- [Given problem]: Report each line of the entries below that contains the word "swatch".
┏━━
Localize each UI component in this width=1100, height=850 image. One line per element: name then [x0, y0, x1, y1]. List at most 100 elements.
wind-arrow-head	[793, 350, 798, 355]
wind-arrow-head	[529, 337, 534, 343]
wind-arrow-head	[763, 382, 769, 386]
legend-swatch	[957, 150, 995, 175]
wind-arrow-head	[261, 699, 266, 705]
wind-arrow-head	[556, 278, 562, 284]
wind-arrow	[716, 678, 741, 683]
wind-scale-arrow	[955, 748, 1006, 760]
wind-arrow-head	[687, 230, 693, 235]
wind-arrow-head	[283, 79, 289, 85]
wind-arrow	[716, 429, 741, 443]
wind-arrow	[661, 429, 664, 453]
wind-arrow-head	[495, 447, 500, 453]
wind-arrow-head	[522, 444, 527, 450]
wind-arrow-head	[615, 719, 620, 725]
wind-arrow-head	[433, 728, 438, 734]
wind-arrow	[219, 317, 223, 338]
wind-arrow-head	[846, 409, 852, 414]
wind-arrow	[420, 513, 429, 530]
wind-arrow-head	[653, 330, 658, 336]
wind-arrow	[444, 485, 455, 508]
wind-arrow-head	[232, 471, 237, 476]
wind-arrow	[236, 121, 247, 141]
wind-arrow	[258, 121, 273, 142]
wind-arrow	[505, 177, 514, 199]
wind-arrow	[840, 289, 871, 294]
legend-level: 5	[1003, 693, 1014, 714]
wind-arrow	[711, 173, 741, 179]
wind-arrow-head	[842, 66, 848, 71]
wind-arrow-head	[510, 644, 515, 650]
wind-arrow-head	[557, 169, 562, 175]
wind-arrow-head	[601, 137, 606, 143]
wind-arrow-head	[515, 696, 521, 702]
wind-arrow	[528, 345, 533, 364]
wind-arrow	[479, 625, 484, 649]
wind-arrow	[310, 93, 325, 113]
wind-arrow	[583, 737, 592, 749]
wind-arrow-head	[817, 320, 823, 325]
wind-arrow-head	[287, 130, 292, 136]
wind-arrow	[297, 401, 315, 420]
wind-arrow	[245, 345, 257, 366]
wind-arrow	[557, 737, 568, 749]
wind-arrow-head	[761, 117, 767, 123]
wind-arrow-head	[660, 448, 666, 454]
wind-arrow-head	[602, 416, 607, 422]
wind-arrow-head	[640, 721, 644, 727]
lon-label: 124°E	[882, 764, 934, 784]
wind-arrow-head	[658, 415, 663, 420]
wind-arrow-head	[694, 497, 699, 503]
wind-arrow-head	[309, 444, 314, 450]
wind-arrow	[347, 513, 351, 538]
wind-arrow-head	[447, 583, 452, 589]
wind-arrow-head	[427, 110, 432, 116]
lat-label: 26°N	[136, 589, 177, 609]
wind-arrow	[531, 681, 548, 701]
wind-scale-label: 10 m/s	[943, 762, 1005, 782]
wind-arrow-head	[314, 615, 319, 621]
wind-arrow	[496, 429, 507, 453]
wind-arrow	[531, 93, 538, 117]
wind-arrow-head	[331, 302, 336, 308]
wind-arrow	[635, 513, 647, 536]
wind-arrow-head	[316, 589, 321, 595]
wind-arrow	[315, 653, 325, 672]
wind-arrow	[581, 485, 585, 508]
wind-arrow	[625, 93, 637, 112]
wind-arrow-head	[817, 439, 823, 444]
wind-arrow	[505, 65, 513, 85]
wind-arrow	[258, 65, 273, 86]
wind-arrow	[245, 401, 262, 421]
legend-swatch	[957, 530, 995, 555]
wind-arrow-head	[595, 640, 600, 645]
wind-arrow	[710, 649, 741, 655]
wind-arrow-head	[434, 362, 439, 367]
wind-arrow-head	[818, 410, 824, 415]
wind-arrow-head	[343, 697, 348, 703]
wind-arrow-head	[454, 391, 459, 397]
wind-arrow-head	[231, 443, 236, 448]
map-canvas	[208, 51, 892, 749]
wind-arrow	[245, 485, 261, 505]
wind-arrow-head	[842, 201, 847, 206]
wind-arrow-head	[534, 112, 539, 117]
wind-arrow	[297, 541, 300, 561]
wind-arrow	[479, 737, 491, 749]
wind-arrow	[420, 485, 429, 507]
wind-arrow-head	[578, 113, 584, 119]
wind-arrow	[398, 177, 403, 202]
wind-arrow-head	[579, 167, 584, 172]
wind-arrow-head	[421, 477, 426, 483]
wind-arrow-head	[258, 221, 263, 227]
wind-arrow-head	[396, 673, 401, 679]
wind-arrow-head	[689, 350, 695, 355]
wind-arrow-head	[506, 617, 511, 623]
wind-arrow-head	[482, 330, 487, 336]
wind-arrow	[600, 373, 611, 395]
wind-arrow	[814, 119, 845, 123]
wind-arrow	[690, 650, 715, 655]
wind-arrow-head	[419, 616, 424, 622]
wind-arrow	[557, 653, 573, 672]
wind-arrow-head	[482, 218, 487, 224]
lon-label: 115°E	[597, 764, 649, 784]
┗━━
- [Answer to the exercise]:
legend-swatch	[957, 150, 995, 175]
legend-swatch	[957, 530, 995, 555]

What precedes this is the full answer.